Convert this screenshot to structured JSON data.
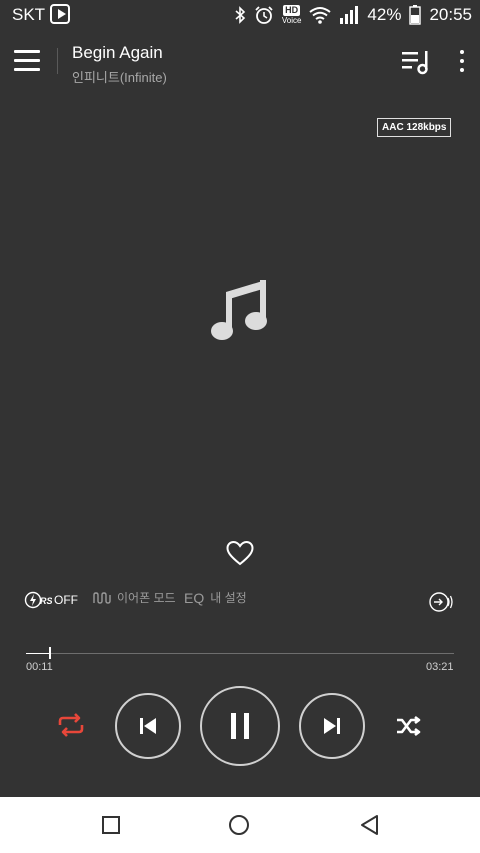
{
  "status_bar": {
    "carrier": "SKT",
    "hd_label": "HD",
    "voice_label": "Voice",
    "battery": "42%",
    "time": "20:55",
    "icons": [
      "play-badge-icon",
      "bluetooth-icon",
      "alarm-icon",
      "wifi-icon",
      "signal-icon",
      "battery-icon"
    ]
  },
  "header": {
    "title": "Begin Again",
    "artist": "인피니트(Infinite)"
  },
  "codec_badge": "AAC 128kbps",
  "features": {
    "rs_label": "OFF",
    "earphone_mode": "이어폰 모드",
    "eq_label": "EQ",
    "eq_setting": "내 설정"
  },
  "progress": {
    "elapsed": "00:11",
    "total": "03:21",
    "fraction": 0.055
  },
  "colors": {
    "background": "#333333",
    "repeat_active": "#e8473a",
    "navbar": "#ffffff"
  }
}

◆ Stated exercise
Make an exact copy of the records shown above, without the pictures.

◆ Right answer
Convert this screenshot to structured JSON data.
{
  "status_bar": {
    "carrier": "SKT",
    "hd_label": "HD",
    "voice_label": "Voice",
    "battery": "42%",
    "time": "20:55",
    "icons": [
      "play-badge-icon",
      "bluetooth-icon",
      "alarm-icon",
      "wifi-icon",
      "signal-icon",
      "battery-icon"
    ]
  },
  "header": {
    "title": "Begin Again",
    "artist": "인피니트(Infinite)"
  },
  "codec_badge": "AAC 128kbps",
  "features": {
    "rs_label": "OFF",
    "earphone_mode": "이어폰 모드",
    "eq_label": "EQ",
    "eq_setting": "내 설정"
  },
  "progress": {
    "elapsed": "00:11",
    "total": "03:21",
    "fraction": 0.055
  },
  "colors": {
    "background": "#333333",
    "repeat_active": "#e8473a",
    "navbar": "#ffffff"
  }
}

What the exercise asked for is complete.